Exercise: The entries below are to be transcribed in full, without their images.

Supplied information:
###

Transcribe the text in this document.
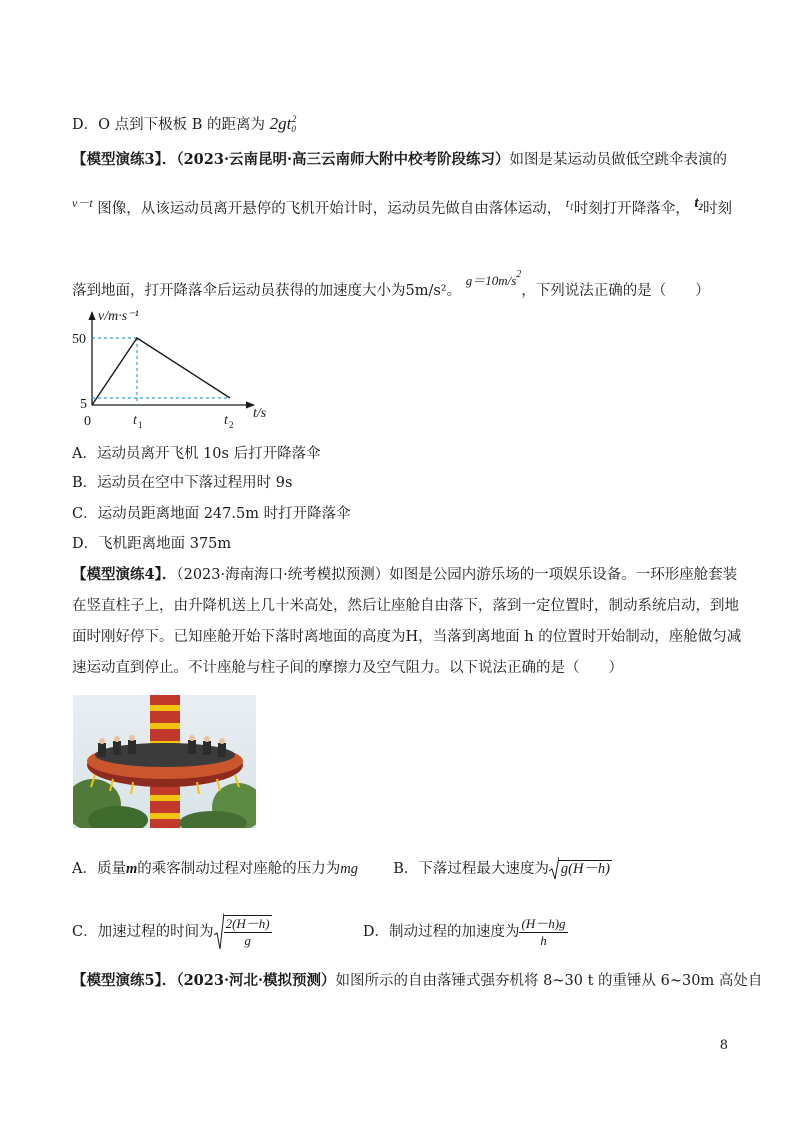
D．O 点到下极板 B 的距离为 $2gt_0^2$
【模型演练3】．（2023·云南昆明·高三云南师大附中校考阶段练习）如图是某运动员做低空跳伞表演的
$^{v-t}$ 图像，从该运动员离开悬停的飞机开始计时，运动员先做自由落体运动， $^{t_1}$时刻打开降落伞， $t_2$时刻
落到地面，打开降落伞后运动员获得的加速度大小为5m/s²。 $g=10m/s^2$，下列说法正确的是（　　）
50
5
0
v/m·s⁻¹
t/s
t 1	t 2
A．运动员离开飞机 10s 后打开降落伞
B．运动员在空中下落过程用时 9s
C．运动员距离地面 247.5m 时打开降落伞
D．飞机距离地面 375m
【模型演练4】．（2023·海南海口·统考模拟预测）如图是公园内游乐场的一项娱乐设备。一环形座舱套装
在竖直柱子上，由升降机送上几十米高处，然后让座舱自由落下，落到一定位置时，制动系统启动，到地
面时刚好停下。已知座舱开始下落时离地面的高度为H，当落到离地面 h 的位置时开始制动，座舱做匀减
速运动直到停止。不计座舱与柱子间的摩擦力及空气阻力。以下说法正确的是（　　）
A．质量m的乘客制动过程对座舱的压力为mg B．下落过程最大速度为 g(H－h)
C．加速过程的时间为 $\frac{2(H-h)}{g}$	D．制动过程的加速度为 $\frac{(H-h)g}{h}$
【模型演练5】．（2023·河北·模拟预测）如图所示的自由落锤式强夯机将 8~30 t 的重锤从 6~30m 高处自
8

###

Written answer:
Transcribe the text in this document.
D．O 点到下极板 B 的距离为 $2gt_0^2$
【模型演练3】．（2023·云南昆明·高三云南师大附中校考阶段练习）如图是某运动员做低空跳伞表演的
$^{v-t}$ 图像，从该运动员离开悬停的飞机开始计时，运动员先做自由落体运动， $^{t_1}$时刻打开降落伞， $t_2$时刻
落到地面，打开降落伞后运动员获得的加速度大小为5m/s²。 $g=10m/s^2$，下列说法正确的是（　　）
50
5
0
v/m·s⁻¹
t/s
t 1	t 2
A．运动员离开飞机 10s 后打开降落伞
B．运动员在空中下落过程用时 9s
C．运动员距离地面 247.5m 时打开降落伞
D．飞机距离地面 375m
【模型演练4】．（2023·海南海口·统考模拟预测）如图是公园内游乐场的一项娱乐设备。一环形座舱套装
在竖直柱子上，由升降机送上几十米高处，然后让座舱自由落下，落到一定位置时，制动系统启动，到地
面时刚好停下。已知座舱开始下落时离地面的高度为H，当落到离地面 h 的位置时开始制动，座舱做匀减
速运动直到停止。不计座舱与柱子间的摩擦力及空气阻力。以下说法正确的是（　　）
A．质量m的乘客制动过程对座舱的压力为mg B．下落过程最大速度为 g(H－h)
C．加速过程的时间为 $\frac{2(H-h)}{g}$	D．制动过程的加速度为 $\frac{(H-h)g}{h}$
【模型演练5】．（2023·河北·模拟预测）如图所示的自由落锤式强夯机将 8~30 t 的重锤从 6~30m 高处自
8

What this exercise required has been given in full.